-- BEGIN Provided entries --

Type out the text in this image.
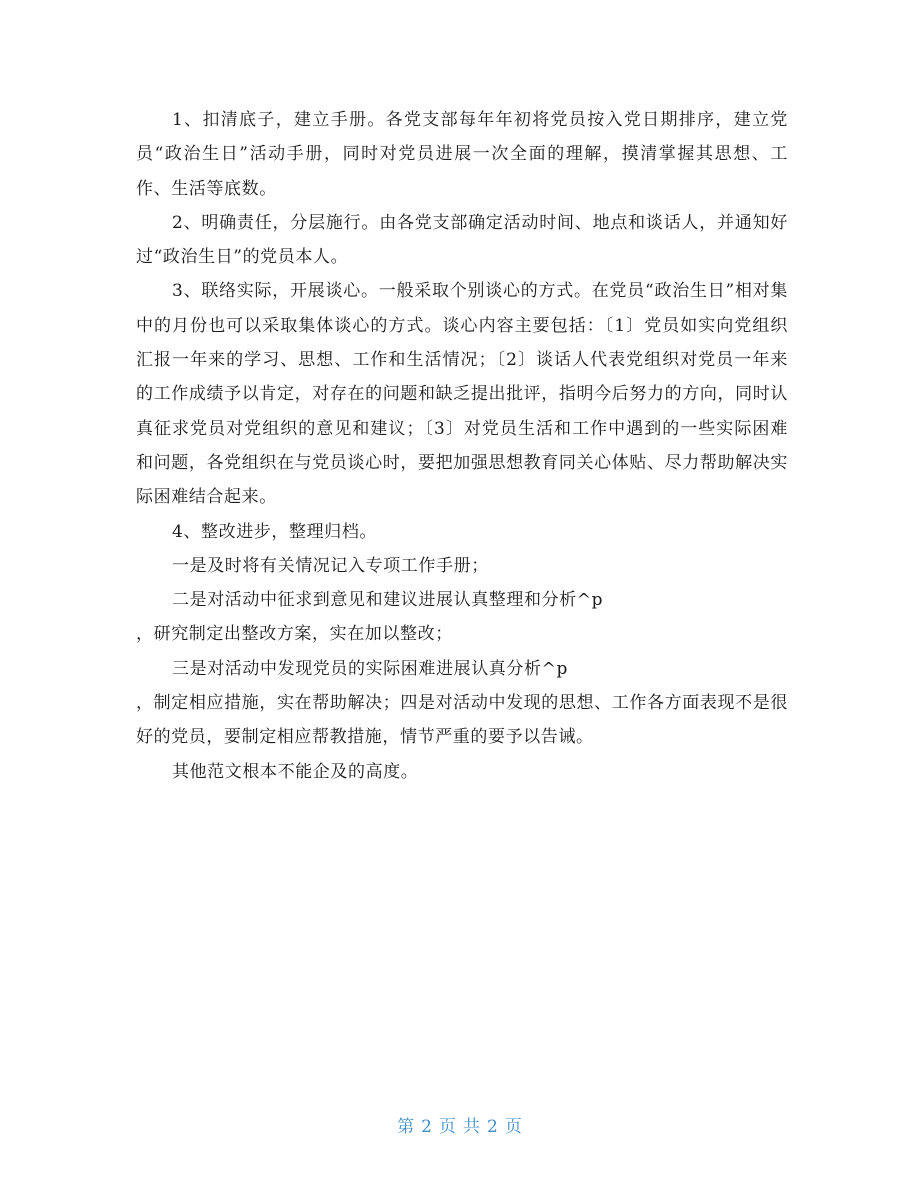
1、扣清底子，建立手册。各党支部每年年初将党员按入党日期排序，建立党员“政治生日”活动手册，同时对党员进展一次全面的理解，摸清掌握其思想、工作、生活等底数。

2、明确责任，分层施行。由各党支部确定活动时间、地点和谈话人，并通知好过“政治生日”的党员本人。

3、联络实际，开展谈心。一般采取个别谈心的方式。在党员“政治生日”相对集中的月份也可以采取集体谈心的方式。谈心内容主要包括：〔1〕党员如实向党组织汇报一年来的学习、思想、工作和生活情况；〔2〕谈话人代表党组织对党员一年来的工作成绩予以肯定，对存在的问题和缺乏提出批评，指明今后努力的方向，同时认真征求党员对党组织的意见和建议；〔3〕对党员生活和工作中遇到的一些实际困难和问题，各党组织在与党员谈心时，要把加强思想教育同关心体贴、尽力帮助解决实际困难结合起来。

4、整改进步，整理归档。

一是及时将有关情况记入专项工作手册；

二是对活动中征求到意见和建议进展认真整理和分析^p

，研究制定出整改方案，实在加以整改；

三是对活动中发现党员的实际困难进展认真分析^p

，制定相应措施，实在帮助解决；四是对活动中发现的思想、工作各方面表现不是很好的党员，要制定相应帮教措施，情节严重的要予以告诫。

其他范文根本不能企及的高度。

第 2 页 共 2 页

-- END Provided entries --

## Exercise description:
Each line containing the word "政治生日" counts once; report the total alone.

## Written response:
3